YOUR INSTRUCTIONS
Using the records below, count the lines with "TradingView" in them. Give the number only.

RECORD LIST
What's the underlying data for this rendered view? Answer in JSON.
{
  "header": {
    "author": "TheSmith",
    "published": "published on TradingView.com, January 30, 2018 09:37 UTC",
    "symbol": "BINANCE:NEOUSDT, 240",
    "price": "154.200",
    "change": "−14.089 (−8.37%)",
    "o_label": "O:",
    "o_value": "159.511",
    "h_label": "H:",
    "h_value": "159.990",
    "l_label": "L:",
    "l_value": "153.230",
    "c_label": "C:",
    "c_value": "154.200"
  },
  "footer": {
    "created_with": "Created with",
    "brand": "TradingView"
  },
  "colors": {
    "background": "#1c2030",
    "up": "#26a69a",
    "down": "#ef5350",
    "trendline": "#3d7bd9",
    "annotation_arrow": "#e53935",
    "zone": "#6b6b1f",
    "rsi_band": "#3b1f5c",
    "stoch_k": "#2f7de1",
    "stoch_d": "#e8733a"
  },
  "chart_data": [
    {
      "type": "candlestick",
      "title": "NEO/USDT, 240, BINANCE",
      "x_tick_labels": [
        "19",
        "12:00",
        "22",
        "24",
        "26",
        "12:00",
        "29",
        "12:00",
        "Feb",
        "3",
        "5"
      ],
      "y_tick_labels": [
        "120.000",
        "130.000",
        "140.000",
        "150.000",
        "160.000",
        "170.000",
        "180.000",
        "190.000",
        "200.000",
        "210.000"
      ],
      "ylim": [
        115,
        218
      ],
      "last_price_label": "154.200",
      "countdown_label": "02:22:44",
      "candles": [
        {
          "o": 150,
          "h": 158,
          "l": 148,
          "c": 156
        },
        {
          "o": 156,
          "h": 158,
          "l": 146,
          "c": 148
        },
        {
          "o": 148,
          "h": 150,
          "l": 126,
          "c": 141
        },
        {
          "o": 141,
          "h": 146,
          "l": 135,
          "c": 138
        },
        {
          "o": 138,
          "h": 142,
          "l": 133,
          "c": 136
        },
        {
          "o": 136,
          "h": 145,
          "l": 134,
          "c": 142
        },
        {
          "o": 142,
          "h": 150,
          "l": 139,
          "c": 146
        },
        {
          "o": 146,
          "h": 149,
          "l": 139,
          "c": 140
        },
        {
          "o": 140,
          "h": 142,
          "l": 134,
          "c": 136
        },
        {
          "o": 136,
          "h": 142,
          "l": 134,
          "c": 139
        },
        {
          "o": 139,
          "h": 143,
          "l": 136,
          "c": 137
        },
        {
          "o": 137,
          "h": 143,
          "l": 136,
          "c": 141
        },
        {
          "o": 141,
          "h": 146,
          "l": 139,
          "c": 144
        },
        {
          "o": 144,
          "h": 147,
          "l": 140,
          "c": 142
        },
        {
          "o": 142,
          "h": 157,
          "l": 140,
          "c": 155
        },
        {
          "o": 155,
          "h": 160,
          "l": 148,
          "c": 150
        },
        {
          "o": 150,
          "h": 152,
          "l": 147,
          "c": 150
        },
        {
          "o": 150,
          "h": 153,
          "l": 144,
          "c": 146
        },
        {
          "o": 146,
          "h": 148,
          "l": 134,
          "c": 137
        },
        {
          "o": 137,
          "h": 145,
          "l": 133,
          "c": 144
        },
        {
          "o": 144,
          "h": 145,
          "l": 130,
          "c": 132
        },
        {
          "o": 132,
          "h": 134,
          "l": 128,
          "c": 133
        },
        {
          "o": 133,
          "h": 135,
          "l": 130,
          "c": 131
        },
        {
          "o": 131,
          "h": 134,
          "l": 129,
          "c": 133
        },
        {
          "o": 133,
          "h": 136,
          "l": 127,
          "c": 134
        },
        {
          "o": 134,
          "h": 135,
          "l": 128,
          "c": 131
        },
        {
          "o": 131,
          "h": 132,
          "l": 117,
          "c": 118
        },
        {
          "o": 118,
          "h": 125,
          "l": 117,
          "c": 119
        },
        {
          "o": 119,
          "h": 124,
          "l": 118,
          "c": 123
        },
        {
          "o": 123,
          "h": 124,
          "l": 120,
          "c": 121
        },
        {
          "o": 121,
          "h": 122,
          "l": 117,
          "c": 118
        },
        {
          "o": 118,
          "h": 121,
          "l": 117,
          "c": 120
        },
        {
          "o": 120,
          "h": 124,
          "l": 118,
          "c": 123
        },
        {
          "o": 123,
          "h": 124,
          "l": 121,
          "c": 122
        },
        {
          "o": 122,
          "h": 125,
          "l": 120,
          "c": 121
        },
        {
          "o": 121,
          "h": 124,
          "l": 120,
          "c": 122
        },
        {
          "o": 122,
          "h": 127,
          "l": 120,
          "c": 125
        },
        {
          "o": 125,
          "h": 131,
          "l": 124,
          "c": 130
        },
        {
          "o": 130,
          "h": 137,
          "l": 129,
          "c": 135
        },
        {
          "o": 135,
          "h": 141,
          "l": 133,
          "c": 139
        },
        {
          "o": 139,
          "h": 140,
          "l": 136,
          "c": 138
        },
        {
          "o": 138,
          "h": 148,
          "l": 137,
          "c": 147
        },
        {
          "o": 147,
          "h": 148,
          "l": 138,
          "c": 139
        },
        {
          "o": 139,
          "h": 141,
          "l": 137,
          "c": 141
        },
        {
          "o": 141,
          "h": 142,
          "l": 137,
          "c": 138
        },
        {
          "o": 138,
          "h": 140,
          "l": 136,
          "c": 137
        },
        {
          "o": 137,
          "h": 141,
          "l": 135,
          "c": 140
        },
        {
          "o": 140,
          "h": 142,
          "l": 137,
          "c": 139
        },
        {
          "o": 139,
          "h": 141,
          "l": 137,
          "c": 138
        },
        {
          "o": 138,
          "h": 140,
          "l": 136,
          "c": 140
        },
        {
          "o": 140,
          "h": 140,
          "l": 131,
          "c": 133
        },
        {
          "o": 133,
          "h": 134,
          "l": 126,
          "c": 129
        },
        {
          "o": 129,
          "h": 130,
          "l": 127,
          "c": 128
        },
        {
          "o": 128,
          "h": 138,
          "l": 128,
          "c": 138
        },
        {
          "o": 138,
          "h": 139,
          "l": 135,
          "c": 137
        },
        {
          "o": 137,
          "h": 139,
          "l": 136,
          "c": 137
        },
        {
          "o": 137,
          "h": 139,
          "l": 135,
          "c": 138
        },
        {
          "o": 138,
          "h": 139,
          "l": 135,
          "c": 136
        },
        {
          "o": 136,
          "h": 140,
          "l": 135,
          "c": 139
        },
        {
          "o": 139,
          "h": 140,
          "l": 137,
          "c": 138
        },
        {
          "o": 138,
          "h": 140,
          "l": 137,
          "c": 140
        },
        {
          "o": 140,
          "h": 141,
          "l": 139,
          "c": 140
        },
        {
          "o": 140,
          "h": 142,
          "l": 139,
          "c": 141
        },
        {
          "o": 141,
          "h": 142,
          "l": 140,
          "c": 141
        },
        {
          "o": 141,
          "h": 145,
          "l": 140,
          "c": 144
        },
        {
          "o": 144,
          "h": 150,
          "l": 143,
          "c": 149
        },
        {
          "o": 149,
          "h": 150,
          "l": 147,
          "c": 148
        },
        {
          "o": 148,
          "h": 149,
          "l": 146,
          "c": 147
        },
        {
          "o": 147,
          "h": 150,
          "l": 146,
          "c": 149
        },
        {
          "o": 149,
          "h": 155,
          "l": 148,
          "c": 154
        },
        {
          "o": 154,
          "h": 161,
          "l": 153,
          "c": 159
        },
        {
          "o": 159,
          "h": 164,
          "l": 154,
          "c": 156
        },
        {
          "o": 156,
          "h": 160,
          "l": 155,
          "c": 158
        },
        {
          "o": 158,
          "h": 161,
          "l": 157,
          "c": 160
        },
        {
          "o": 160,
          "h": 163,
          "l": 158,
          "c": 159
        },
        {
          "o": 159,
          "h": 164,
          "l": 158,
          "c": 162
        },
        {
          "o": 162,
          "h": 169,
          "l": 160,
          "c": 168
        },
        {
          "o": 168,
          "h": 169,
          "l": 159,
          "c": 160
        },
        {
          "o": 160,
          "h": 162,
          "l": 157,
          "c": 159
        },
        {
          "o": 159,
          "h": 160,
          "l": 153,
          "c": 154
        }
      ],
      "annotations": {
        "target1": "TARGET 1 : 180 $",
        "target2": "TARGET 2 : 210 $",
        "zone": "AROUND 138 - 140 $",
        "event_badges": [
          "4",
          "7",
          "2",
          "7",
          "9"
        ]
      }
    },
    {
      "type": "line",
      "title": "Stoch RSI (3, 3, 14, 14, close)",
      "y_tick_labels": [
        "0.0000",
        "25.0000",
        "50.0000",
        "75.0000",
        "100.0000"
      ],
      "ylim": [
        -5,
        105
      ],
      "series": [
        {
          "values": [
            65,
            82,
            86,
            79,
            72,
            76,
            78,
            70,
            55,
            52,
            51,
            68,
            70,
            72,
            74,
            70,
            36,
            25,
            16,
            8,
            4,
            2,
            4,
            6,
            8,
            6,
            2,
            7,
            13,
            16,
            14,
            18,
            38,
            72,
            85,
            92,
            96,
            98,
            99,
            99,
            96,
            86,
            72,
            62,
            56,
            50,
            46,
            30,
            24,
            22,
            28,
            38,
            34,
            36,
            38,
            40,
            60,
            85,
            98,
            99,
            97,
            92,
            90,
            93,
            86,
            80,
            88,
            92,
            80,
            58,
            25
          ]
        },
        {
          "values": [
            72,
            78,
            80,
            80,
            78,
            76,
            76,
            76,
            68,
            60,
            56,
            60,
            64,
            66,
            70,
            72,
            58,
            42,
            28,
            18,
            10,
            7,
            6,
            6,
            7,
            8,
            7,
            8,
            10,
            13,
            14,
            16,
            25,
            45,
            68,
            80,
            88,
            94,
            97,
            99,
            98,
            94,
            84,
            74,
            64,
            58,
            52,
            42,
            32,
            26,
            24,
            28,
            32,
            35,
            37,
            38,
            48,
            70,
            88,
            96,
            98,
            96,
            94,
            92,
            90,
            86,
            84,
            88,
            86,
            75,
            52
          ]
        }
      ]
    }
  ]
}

SOLUTION TO THIS EXERCISE
2